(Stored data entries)
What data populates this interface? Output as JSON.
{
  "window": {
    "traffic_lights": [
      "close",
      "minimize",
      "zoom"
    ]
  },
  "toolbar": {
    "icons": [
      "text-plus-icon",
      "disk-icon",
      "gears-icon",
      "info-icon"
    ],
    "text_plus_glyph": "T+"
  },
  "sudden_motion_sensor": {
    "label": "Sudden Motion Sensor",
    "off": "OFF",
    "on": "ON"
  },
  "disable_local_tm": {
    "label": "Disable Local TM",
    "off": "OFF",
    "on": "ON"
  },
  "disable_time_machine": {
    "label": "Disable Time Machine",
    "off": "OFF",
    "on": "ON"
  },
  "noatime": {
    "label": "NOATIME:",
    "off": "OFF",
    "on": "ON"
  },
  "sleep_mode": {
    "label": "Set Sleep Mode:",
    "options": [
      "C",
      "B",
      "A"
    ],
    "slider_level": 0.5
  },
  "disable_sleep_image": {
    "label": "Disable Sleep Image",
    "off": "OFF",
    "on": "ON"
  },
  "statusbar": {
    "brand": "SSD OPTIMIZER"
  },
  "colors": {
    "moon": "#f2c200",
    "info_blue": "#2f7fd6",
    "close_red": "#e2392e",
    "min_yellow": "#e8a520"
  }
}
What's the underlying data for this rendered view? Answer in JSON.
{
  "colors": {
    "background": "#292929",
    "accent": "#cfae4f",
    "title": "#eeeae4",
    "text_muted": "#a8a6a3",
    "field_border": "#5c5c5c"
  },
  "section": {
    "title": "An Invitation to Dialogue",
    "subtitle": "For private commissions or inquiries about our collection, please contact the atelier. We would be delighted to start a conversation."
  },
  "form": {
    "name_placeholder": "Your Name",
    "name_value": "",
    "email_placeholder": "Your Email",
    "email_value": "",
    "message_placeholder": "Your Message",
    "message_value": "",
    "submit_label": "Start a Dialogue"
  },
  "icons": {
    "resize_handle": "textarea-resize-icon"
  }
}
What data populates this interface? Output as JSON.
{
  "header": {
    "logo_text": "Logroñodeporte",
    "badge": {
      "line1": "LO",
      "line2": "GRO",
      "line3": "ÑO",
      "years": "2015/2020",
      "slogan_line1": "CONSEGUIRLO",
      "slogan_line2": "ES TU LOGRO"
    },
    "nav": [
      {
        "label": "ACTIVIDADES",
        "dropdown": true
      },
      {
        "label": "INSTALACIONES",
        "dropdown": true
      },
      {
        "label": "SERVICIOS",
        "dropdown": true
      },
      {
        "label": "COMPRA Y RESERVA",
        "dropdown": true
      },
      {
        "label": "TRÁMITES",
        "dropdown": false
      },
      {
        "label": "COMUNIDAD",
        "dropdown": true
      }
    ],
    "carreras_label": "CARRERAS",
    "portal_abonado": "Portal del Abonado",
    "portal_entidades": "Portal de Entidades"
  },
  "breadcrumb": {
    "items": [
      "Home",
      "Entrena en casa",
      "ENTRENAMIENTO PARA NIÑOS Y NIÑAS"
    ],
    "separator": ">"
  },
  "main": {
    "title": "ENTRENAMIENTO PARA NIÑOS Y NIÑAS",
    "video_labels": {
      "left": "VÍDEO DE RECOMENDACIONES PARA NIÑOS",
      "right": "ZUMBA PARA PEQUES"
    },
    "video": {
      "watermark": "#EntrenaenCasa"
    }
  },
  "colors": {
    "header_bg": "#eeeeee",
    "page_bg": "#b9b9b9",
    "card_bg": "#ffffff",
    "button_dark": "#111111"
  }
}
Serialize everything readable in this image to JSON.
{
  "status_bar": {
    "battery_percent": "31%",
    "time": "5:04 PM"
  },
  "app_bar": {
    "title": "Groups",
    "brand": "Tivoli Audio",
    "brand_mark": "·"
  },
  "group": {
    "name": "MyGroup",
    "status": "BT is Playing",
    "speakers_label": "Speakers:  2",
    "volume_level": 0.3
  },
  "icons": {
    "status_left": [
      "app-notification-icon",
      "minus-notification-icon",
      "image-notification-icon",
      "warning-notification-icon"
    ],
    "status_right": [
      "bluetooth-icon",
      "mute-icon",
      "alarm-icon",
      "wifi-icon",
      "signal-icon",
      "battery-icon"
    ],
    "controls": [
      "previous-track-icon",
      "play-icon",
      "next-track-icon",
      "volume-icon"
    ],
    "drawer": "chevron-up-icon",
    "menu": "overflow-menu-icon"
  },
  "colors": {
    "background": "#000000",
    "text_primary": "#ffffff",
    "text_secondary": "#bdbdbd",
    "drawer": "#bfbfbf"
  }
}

• GOAL
Among the lines of the data, identify those with the word "this". Copy each of them.

• FINAL RESULT
What data populates this interface? Output as JSON.
What's the underlying data for this rendered view? Answer in JSON.
What data populates this interface? Output as JSON.
Serialize everything readable in this image to JSON.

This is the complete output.